**TASK REQUIREMENTS**
Report only the number of lines that hold the word "Ontogenez".
= = = = =
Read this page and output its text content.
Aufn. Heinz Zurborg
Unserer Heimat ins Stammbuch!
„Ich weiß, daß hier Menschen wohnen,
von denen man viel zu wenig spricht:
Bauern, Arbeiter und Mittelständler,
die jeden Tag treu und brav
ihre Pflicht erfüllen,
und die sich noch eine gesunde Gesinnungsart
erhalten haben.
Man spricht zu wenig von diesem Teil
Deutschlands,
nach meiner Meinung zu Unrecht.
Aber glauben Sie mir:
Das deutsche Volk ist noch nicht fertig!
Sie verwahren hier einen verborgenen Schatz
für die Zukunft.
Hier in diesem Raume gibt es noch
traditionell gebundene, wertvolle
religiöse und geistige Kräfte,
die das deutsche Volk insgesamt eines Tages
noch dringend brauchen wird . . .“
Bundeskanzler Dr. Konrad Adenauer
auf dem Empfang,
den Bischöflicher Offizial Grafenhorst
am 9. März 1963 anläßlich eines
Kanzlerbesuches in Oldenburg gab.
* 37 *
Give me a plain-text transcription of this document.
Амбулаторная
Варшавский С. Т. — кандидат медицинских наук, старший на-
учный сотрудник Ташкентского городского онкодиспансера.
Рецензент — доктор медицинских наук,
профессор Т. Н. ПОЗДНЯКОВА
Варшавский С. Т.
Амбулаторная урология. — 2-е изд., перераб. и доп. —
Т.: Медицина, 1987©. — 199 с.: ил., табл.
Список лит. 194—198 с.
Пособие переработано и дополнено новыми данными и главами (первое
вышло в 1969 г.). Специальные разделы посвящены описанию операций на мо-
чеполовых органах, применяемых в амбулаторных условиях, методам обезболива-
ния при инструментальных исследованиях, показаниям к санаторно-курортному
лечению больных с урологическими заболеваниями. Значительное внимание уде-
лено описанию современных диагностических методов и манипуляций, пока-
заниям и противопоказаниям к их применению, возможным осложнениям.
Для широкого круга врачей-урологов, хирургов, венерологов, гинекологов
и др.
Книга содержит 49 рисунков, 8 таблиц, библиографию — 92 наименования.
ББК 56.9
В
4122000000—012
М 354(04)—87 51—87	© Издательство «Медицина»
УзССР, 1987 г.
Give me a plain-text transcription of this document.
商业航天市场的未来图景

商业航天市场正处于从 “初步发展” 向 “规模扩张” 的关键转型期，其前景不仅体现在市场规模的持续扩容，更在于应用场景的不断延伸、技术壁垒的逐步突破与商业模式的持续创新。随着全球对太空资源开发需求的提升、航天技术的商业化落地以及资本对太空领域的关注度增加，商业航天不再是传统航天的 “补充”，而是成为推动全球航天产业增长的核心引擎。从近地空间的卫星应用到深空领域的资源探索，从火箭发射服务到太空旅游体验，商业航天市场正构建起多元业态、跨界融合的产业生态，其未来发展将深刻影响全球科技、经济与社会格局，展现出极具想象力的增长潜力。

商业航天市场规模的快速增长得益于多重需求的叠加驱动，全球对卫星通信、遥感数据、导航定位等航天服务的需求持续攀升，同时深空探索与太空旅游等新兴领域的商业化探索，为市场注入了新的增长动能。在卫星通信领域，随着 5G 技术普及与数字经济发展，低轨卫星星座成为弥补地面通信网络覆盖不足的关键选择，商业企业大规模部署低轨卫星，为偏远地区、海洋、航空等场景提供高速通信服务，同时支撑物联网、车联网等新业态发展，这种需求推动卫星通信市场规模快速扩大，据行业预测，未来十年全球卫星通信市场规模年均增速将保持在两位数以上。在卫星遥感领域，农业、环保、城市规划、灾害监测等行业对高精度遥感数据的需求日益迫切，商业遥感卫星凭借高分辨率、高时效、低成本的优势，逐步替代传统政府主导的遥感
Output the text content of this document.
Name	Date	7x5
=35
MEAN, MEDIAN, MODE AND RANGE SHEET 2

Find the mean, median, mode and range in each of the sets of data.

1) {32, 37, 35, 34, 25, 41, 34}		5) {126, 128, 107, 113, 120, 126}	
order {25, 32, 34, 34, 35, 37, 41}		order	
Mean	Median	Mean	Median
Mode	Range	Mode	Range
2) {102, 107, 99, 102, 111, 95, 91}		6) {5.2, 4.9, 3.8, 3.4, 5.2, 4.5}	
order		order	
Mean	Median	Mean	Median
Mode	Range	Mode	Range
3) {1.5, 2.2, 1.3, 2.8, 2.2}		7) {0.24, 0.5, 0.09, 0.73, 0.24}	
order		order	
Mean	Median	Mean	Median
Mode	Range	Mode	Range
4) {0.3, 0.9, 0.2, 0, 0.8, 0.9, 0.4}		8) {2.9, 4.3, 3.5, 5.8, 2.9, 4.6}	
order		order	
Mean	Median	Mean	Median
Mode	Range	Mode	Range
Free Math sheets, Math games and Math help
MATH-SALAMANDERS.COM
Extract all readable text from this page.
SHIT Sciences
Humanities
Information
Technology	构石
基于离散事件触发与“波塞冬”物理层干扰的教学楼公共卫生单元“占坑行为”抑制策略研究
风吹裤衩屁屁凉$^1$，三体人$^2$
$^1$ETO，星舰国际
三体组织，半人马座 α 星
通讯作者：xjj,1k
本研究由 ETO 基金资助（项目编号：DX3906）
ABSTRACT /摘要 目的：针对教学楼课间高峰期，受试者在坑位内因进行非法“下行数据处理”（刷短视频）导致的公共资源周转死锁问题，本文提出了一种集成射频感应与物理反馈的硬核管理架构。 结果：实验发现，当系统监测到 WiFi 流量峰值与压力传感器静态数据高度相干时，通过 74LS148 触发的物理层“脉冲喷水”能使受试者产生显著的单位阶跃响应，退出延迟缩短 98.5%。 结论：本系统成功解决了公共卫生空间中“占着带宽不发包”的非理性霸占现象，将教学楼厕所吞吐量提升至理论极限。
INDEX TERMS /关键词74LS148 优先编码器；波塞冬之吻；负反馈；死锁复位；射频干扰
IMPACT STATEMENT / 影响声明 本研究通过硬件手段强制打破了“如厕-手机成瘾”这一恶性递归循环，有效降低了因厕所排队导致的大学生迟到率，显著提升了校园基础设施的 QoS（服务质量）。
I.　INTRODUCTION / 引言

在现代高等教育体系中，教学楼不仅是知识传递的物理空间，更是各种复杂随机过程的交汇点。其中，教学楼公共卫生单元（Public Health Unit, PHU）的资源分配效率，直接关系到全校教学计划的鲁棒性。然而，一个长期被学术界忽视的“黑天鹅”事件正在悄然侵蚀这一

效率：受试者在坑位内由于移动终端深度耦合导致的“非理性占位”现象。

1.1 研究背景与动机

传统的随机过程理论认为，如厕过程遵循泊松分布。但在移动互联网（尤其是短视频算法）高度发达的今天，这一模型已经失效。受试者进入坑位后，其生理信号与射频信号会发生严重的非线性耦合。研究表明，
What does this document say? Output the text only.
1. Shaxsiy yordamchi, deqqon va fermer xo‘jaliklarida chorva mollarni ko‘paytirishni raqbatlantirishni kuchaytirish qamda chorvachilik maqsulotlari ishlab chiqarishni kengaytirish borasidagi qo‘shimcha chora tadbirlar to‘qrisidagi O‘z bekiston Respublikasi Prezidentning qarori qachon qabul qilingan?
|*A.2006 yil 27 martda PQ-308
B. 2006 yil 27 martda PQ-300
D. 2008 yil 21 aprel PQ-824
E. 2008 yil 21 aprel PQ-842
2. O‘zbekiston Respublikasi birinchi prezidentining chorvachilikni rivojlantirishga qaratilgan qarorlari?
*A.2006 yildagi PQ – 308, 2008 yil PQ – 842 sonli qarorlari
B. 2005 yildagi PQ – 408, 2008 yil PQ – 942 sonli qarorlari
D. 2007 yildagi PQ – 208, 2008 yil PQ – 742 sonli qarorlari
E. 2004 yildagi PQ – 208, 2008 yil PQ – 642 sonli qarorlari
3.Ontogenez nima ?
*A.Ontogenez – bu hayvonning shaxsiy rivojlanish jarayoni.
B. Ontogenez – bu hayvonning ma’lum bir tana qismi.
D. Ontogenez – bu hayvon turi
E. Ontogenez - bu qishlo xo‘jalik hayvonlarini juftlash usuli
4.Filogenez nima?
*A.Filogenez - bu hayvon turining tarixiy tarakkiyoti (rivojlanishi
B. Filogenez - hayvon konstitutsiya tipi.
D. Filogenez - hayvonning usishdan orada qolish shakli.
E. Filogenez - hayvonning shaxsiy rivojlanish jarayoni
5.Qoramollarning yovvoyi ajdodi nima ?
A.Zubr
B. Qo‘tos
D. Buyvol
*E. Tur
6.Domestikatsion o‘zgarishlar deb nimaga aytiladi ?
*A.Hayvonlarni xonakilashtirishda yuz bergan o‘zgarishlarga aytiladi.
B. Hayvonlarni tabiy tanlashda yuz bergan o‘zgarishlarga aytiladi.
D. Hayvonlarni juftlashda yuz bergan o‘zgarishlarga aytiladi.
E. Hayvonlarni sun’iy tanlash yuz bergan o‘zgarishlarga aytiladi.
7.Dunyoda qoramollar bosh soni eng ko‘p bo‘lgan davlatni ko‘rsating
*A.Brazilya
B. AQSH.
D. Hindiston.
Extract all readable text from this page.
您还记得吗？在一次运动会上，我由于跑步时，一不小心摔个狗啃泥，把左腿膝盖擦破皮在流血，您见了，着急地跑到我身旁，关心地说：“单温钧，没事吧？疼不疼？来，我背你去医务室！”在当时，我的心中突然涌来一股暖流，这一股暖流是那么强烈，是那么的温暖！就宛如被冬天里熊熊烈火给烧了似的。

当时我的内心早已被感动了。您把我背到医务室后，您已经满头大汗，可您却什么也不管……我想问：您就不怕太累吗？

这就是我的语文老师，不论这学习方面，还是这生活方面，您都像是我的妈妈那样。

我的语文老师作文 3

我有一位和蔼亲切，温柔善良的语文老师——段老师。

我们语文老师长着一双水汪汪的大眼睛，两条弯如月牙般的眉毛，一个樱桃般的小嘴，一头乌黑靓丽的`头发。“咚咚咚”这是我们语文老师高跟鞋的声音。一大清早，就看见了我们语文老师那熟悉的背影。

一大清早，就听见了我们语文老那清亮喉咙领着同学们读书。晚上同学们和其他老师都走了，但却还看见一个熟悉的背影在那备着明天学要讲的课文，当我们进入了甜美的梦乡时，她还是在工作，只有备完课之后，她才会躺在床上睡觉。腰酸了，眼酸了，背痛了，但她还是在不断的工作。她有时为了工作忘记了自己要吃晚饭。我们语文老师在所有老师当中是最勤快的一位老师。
= = = = =
**OUTPUT OF THE TASK**
5